**What you have to do:** Copy out the entries below precisely; nothing is to be omitted.

**Records from a dataset:**
========================================================================
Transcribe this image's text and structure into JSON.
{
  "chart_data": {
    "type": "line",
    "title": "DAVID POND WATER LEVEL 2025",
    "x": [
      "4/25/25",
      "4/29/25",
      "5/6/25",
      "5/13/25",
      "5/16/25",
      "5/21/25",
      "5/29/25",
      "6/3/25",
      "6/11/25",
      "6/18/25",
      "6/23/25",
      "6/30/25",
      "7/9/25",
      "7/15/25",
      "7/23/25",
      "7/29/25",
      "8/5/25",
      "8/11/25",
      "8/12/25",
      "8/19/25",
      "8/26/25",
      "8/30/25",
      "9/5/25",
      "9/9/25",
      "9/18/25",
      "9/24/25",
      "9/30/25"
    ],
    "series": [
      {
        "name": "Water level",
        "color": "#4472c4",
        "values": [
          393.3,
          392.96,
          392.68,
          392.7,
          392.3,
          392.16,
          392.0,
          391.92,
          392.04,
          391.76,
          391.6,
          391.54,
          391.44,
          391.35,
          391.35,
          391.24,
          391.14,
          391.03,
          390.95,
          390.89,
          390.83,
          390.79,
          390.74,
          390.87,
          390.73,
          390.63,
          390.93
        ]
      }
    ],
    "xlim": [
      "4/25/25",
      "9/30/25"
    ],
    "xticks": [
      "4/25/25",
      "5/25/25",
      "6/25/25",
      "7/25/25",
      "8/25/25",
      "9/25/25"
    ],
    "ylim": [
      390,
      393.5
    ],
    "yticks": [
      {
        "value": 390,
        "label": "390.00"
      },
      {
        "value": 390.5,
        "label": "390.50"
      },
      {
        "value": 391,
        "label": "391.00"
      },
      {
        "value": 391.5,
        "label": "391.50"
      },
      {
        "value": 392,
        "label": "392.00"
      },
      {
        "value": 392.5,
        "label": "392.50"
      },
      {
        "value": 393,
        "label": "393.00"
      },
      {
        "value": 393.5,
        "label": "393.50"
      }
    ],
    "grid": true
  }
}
========================================================================
**Output for this task:**
Transcribe this image's text and structure into JSON.
{
  "chart_data": {
    "type": "line",
    "title": "DAVID POND WATER LEVEL 2025",
    "x": [
      "4/25/25",
      "4/29/25",
      "5/6/25",
      "5/13/25",
      "5/16/25",
      "5/21/25",
      "5/29/25",
      "6/3/25",
      "6/11/25",
      "6/18/25",
      "6/23/25",
      "6/30/25",
      "7/9/25",
      "7/15/25",
      "7/23/25",
      "7/29/25",
      "8/5/25",
      "8/11/25",
      "8/12/25",
      "8/19/25",
      "8/26/25",
      "8/30/25",
      "9/5/25",
      "9/9/25",
      "9/18/25",
      "9/24/25",
      "9/30/25"
    ],
    "series": [
      {
        "name": "Water level",
        "color": "#4472c4",
        "values": [
          393.3,
          392.96,
          392.68,
          392.7,
          392.3,
          392.16,
          392.0,
          391.92,
          392.04,
          391.76,
          391.6,
          391.54,
          391.44,
          391.35,
          391.35,
          391.24,
          391.14,
          391.03,
          390.95,
          390.89,
          390.83,
          390.79,
          390.74,
          390.87,
          390.73,
          390.63,
          390.93
        ]
      }
    ],
    "xlim": [
      "4/25/25",
      "9/30/25"
    ],
    "xticks": [
      "4/25/25",
      "5/25/25",
      "6/25/25",
      "7/25/25",
      "8/25/25",
      "9/25/25"
    ],
    "ylim": [
      390,
      393.5
    ],
    "yticks": [
      {
        "value": 390,
        "label": "390.00"
      },
      {
        "value": 390.5,
        "label": "390.50"
      },
      {
        "value": 391,
        "label": "391.00"
      },
      {
        "value": 391.5,
        "label": "391.50"
      },
      {
        "value": 392,
        "label": "392.00"
      },
      {
        "value": 392.5,
        "label": "392.50"
      },
      {
        "value": 393,
        "label": "393.00"
      },
      {
        "value": 393.5,
        "label": "393.50"
      }
    ],
    "grid": true
  }
}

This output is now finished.